* [YOUR GOAL] Identify the lines containing the word "JSON". Copy each one.

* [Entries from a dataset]
## start

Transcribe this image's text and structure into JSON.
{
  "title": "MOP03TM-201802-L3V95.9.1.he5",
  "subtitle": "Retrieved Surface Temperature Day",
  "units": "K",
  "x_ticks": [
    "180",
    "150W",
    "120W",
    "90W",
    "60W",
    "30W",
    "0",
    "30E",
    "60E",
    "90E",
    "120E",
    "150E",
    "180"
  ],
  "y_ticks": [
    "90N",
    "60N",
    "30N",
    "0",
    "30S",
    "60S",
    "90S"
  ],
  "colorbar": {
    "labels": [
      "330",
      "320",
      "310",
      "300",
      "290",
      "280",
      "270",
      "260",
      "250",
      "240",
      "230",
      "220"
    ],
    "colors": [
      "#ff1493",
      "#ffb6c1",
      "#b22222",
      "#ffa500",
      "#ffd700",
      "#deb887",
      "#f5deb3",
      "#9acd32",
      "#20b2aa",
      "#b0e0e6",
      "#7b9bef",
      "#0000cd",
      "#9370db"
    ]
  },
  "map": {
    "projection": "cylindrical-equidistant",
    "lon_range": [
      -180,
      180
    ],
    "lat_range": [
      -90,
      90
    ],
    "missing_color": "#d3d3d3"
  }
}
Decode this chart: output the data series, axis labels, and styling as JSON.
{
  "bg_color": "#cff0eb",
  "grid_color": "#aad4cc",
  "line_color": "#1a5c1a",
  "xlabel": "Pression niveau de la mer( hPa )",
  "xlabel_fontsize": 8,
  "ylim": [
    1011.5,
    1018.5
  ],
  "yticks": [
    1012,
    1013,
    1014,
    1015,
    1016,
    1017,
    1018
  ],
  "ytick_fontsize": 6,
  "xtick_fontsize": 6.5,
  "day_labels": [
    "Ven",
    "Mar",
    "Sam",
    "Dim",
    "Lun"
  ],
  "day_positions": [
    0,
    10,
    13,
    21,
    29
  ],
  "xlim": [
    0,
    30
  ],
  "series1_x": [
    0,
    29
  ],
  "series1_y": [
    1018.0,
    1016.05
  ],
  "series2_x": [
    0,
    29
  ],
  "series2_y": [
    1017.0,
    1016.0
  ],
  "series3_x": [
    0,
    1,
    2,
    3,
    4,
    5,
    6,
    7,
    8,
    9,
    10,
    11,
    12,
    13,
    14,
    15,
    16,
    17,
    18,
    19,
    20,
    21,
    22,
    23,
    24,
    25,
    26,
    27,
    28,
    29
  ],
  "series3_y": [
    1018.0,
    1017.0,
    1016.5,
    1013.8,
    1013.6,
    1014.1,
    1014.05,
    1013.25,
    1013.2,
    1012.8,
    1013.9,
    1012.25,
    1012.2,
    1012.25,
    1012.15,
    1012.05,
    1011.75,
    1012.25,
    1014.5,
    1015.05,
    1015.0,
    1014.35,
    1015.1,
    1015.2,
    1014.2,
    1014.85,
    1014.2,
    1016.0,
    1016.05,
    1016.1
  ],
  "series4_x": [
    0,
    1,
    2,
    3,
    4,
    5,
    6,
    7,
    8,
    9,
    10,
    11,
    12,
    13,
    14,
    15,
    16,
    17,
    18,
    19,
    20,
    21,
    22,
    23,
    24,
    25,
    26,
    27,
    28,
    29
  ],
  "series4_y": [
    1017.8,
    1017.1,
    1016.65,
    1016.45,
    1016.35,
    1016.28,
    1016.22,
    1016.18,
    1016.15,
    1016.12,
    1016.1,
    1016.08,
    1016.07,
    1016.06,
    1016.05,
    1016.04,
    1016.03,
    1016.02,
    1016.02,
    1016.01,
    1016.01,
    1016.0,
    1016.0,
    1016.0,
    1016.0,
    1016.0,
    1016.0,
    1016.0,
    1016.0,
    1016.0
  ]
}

## end

* [ANSWER BELOW]
Transcribe this image's text and structure into JSON.
Decode this chart: output the data series, axis labels, and styling as JSON.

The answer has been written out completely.